[start MATERIALS PROVIDED]

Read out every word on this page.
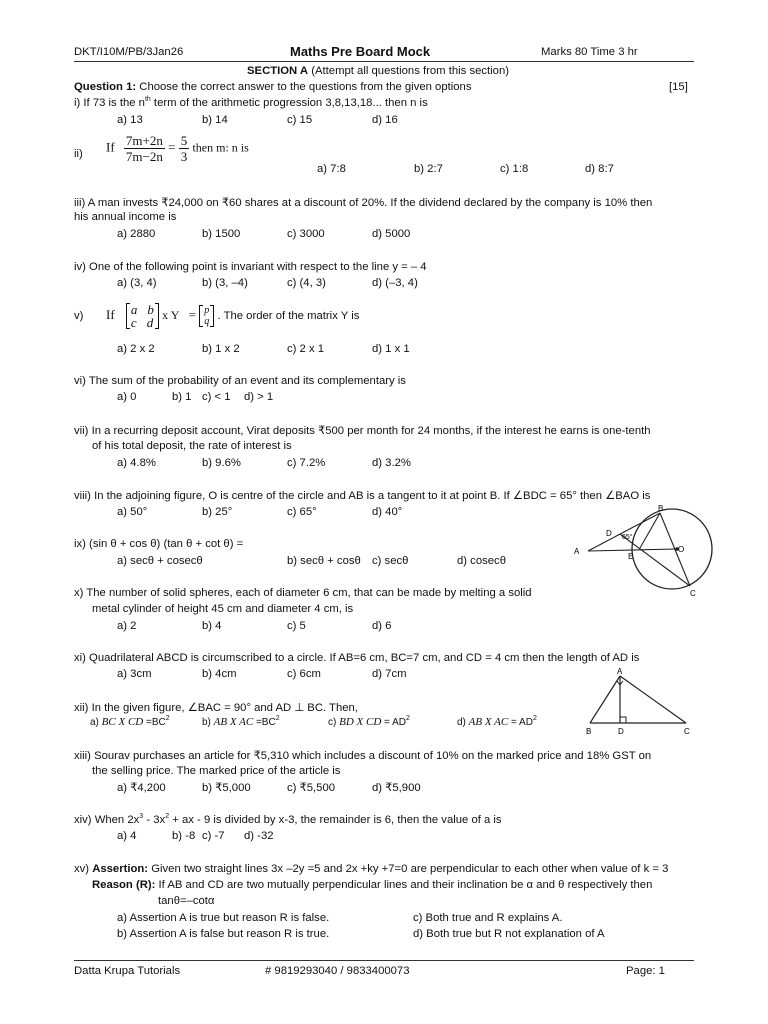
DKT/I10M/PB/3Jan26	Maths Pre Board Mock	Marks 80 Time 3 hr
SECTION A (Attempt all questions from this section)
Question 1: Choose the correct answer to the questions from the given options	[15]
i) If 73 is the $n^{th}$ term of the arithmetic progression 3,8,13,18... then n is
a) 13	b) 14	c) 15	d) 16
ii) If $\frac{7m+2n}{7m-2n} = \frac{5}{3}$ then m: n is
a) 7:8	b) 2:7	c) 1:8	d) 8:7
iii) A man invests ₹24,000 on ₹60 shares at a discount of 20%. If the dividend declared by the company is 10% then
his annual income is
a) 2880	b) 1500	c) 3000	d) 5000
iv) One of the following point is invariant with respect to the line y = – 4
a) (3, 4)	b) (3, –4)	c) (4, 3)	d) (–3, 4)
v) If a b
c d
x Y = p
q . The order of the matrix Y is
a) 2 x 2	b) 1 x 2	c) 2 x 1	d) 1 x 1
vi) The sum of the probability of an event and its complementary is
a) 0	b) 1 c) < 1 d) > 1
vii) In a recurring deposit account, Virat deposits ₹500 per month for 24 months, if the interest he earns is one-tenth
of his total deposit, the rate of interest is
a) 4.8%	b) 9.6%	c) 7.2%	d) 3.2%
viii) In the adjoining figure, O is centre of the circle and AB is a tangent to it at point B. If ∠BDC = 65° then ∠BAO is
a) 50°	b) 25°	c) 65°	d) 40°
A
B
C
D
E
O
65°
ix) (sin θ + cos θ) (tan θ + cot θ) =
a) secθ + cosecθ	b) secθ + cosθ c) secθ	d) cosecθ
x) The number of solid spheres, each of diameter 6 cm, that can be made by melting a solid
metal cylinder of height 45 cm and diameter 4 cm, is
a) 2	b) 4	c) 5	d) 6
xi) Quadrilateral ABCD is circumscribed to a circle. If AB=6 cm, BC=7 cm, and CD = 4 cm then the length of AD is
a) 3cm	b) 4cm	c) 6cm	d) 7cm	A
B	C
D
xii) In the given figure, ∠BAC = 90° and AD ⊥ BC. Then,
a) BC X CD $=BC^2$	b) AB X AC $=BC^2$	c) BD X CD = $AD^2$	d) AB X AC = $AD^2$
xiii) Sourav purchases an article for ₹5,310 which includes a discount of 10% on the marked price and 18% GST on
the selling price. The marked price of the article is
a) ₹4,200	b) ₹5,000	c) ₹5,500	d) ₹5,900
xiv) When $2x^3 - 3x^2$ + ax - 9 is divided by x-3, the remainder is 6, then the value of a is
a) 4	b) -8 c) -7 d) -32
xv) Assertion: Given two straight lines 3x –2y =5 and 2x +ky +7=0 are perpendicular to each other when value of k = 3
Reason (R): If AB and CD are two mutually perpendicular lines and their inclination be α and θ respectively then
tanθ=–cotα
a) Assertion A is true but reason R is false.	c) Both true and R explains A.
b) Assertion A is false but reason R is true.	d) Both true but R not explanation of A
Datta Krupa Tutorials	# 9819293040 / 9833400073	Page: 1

[end MATERIALS PROVIDED]
[start MATERIALS PROVIDED]

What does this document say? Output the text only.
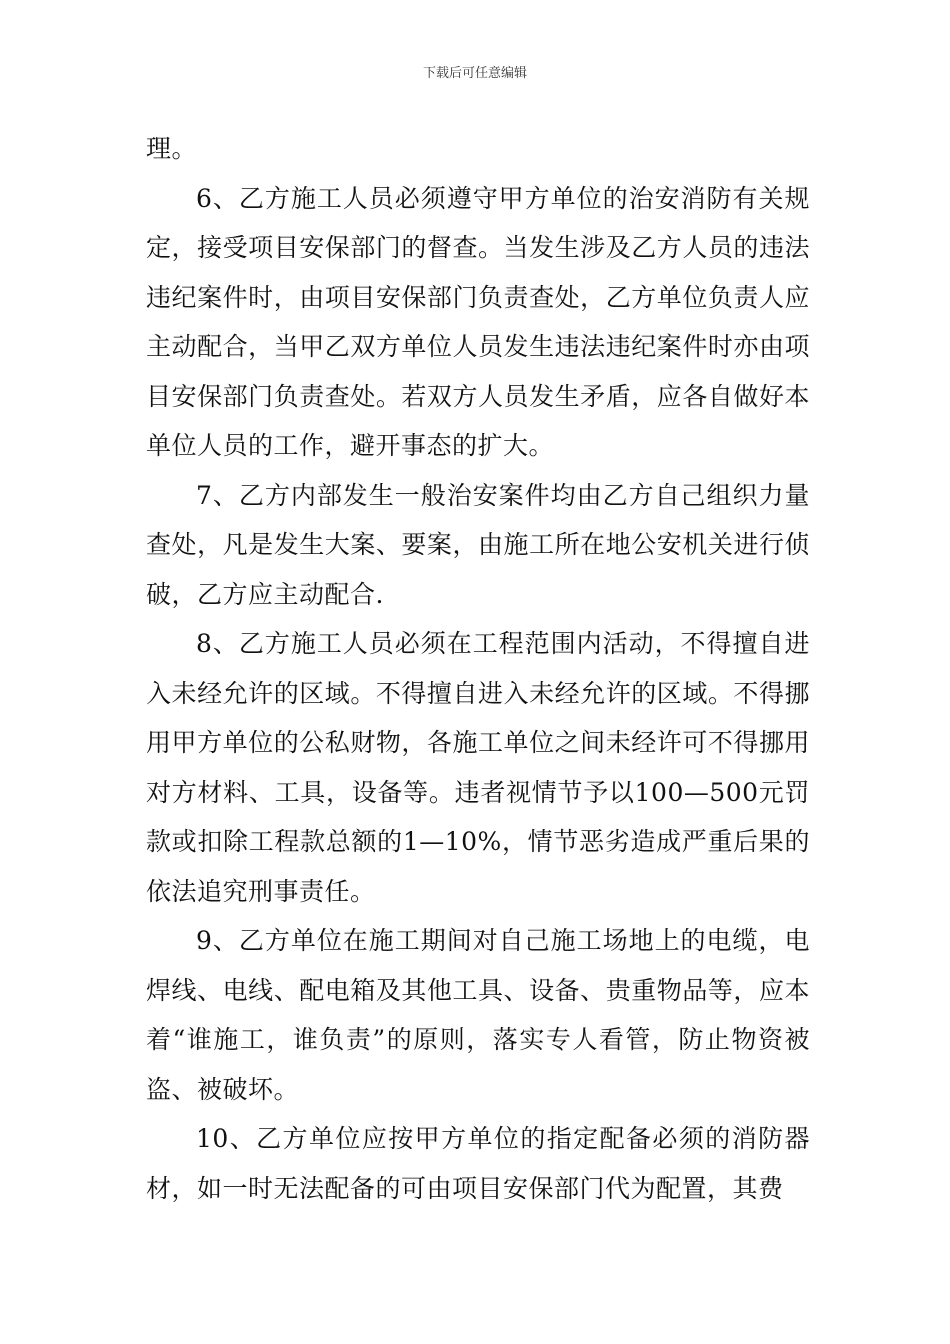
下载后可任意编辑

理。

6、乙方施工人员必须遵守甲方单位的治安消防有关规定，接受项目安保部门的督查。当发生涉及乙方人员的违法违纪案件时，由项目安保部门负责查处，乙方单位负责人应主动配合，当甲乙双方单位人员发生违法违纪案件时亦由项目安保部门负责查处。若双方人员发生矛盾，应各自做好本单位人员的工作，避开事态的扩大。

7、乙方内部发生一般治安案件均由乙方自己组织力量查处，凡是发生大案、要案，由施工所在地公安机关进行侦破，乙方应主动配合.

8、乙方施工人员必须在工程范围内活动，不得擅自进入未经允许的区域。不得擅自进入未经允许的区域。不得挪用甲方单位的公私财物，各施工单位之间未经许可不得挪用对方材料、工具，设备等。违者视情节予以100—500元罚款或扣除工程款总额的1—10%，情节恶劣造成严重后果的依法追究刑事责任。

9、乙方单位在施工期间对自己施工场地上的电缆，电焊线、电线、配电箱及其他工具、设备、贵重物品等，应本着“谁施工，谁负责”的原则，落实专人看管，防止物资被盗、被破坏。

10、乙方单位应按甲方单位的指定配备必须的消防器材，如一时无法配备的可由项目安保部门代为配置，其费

[end MATERIALS PROVIDED]

AIM OF THE EXERCISE: Collect each line holding the string "true".

OUTPUT OF THE EXERCISE:
a) Assertion A is true but reason R is false.	c) Both true and R explains A.
b) Assertion A is false but reason R is true.	d) Both true but R not explanation of A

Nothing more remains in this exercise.